What you are asked to do:
Copy all lines in which the word "your" can be found.

[Dataset items]
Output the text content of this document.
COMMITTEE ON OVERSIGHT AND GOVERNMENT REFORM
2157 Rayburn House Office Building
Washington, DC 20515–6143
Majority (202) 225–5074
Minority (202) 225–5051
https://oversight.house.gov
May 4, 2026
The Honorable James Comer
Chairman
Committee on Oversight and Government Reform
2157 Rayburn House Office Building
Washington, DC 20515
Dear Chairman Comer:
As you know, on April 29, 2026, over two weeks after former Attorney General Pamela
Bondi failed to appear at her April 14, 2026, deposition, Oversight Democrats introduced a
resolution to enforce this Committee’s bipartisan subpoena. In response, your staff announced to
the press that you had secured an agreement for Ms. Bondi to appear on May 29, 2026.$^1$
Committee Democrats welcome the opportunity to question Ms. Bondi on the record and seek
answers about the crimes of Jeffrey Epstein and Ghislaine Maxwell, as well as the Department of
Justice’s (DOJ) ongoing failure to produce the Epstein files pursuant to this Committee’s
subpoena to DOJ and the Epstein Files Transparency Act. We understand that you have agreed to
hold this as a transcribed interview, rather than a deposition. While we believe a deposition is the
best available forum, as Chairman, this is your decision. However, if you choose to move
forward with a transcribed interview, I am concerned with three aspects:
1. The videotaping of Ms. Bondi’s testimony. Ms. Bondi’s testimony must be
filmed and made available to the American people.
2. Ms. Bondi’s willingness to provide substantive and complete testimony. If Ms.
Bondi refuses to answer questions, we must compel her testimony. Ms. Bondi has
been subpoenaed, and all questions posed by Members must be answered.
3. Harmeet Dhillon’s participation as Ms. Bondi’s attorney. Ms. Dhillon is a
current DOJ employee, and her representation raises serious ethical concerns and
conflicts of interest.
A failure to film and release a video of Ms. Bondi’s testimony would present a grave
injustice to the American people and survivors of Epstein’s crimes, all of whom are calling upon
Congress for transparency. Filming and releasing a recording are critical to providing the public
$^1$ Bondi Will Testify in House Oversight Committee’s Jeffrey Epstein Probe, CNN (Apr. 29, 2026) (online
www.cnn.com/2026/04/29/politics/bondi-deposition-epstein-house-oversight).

Output for this exercise:
resolution to enforce this Committee’s bipartisan subpoena. In response, your staff announced to
best available forum, as Chairman, this is your decision. However, if you choose to move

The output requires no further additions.